#### Exercise description:
Search the material below for the string "Chabrier" and list each line that holds it.

Records that describe figures:
-- -- --

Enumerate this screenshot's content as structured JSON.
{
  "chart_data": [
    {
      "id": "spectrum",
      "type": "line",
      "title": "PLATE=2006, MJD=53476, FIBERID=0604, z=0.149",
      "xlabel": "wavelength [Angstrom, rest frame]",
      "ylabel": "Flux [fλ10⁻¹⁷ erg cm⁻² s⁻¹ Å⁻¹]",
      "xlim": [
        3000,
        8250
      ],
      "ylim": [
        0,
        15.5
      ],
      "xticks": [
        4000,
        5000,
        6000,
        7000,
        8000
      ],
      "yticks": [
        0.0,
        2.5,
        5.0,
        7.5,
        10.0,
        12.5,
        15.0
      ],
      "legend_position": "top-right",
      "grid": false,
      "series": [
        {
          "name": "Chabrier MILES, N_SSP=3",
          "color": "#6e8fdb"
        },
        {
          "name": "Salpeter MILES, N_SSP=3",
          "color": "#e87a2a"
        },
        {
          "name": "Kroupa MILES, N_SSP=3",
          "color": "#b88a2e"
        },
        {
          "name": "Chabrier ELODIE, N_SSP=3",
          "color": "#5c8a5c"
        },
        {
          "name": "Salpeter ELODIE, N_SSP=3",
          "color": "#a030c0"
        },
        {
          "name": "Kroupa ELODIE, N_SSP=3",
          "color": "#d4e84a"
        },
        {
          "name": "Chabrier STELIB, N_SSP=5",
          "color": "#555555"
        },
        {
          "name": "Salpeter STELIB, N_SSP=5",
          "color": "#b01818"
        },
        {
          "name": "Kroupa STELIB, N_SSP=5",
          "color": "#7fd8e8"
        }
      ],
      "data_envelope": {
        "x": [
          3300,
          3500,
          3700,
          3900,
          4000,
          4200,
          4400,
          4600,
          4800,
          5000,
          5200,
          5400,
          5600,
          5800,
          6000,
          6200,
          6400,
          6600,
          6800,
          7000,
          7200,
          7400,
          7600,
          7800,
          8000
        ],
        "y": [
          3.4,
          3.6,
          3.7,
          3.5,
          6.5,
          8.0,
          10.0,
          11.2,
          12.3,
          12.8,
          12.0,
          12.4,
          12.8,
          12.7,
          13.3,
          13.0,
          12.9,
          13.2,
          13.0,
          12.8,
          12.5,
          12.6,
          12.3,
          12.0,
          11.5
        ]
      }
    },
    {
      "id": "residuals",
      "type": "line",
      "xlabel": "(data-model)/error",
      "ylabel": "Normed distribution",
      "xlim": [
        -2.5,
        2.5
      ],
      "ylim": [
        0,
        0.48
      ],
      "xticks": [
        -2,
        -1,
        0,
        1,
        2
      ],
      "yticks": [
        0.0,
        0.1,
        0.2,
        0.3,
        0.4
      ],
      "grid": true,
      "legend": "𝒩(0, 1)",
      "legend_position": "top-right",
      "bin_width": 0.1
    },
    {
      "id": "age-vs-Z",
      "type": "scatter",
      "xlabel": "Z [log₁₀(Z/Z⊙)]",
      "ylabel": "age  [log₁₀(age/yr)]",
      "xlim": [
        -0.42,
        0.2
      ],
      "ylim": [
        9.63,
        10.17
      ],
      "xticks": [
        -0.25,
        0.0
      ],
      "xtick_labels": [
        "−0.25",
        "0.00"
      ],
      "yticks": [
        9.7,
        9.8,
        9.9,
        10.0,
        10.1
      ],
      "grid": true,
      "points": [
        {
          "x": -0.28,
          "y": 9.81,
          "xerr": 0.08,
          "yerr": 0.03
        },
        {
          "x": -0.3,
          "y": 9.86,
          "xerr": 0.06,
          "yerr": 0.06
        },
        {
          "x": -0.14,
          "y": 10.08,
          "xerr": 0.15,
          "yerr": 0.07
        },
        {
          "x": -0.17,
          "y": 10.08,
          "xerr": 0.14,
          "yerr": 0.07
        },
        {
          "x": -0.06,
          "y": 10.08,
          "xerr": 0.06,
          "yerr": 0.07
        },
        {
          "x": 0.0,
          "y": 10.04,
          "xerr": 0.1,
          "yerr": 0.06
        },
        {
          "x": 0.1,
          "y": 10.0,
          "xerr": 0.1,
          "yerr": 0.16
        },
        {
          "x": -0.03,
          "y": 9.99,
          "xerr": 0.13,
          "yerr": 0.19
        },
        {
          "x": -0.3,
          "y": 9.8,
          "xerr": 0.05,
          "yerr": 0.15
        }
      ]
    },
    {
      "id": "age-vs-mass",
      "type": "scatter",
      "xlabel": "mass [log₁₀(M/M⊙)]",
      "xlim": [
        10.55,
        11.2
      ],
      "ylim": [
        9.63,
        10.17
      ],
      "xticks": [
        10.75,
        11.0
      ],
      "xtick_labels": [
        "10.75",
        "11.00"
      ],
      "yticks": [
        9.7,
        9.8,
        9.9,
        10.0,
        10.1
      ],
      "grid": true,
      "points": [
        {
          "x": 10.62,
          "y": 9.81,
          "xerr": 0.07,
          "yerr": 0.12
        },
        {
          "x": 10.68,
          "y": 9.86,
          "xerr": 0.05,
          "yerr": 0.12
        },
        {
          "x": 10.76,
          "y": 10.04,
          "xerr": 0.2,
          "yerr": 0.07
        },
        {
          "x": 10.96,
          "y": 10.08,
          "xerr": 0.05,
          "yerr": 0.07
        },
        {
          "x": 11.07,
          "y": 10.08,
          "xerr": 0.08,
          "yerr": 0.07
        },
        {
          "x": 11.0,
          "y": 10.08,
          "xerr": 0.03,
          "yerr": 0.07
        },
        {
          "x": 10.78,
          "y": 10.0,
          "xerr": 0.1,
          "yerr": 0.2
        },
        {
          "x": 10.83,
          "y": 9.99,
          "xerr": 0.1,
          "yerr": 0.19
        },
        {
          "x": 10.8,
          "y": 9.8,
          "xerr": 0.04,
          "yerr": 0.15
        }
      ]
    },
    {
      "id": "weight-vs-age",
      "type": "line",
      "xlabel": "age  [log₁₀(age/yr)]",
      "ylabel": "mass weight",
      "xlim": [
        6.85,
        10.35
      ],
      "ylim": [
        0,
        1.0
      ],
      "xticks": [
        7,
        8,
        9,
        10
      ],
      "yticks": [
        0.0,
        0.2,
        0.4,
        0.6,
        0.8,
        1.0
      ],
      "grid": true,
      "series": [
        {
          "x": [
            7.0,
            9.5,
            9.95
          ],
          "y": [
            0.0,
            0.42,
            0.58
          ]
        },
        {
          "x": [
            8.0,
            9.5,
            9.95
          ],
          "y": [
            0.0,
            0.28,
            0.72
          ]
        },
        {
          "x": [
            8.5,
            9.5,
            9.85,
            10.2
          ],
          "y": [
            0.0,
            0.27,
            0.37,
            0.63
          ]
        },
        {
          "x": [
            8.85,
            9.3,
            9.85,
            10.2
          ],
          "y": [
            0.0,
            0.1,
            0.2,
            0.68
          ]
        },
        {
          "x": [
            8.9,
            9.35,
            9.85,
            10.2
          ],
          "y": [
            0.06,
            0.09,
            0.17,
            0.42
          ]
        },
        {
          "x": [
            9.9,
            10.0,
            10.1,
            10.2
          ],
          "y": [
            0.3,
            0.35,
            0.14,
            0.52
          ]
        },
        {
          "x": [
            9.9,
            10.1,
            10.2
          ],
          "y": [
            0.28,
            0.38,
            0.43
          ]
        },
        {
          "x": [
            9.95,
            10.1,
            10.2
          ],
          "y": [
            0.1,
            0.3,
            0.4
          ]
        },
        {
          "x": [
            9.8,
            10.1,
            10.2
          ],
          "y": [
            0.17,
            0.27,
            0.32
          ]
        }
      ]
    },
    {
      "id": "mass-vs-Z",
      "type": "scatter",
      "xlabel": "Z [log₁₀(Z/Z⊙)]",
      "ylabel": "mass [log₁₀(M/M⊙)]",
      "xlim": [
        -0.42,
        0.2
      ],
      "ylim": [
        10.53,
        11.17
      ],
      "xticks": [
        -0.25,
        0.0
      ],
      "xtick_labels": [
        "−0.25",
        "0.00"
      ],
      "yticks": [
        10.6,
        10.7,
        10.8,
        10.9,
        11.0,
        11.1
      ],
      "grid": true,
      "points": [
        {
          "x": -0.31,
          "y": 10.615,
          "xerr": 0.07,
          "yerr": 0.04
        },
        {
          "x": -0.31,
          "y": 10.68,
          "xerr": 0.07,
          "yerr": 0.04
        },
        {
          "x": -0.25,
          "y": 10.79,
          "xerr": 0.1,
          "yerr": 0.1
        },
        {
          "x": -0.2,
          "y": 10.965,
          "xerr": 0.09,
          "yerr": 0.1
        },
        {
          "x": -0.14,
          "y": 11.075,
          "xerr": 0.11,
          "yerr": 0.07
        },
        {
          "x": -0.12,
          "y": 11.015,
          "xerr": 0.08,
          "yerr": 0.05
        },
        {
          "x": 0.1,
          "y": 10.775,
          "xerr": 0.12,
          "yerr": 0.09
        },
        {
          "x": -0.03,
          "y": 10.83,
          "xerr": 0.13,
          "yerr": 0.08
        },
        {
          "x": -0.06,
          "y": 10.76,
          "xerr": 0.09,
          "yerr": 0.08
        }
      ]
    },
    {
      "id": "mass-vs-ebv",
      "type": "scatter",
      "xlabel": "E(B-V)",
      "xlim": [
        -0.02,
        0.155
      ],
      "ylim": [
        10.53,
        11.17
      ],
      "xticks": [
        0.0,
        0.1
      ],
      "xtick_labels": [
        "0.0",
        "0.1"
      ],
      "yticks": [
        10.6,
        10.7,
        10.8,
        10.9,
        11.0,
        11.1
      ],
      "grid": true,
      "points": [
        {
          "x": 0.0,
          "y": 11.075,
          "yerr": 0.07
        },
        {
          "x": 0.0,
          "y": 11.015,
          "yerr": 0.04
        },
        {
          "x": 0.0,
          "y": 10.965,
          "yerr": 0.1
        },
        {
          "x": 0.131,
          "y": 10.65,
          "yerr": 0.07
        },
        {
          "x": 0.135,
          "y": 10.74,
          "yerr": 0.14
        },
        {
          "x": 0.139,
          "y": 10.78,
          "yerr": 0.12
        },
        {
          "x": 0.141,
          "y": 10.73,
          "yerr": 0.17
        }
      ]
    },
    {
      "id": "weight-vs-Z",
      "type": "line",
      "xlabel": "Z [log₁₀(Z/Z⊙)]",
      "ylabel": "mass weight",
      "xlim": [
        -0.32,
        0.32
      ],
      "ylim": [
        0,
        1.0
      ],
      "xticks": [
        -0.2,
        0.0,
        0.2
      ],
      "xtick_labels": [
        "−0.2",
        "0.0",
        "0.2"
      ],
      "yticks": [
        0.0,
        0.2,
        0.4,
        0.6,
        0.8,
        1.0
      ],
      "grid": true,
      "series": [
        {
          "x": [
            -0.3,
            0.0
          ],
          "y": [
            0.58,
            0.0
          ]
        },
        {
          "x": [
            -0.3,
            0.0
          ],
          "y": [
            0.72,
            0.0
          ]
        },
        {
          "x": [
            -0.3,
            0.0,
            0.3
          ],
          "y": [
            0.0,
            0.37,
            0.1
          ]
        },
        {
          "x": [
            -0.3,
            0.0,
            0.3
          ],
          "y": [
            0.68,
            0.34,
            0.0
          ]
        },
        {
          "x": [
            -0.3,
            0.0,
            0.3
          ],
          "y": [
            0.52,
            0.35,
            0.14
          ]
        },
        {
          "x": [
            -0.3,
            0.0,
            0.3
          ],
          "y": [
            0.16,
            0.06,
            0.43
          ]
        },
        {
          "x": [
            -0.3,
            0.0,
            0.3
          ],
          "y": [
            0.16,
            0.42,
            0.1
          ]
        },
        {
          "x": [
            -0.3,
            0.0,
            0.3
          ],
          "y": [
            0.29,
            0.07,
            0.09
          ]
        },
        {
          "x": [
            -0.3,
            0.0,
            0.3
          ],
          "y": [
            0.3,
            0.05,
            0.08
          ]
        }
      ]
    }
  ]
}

-- -- --

#### Right answer:
          "name": "Chabrier MILES, N_SSP=3",
          "name": "Chabrier ELODIE, N_SSP=3",
          "name": "Chabrier STELIB, N_SSP=5",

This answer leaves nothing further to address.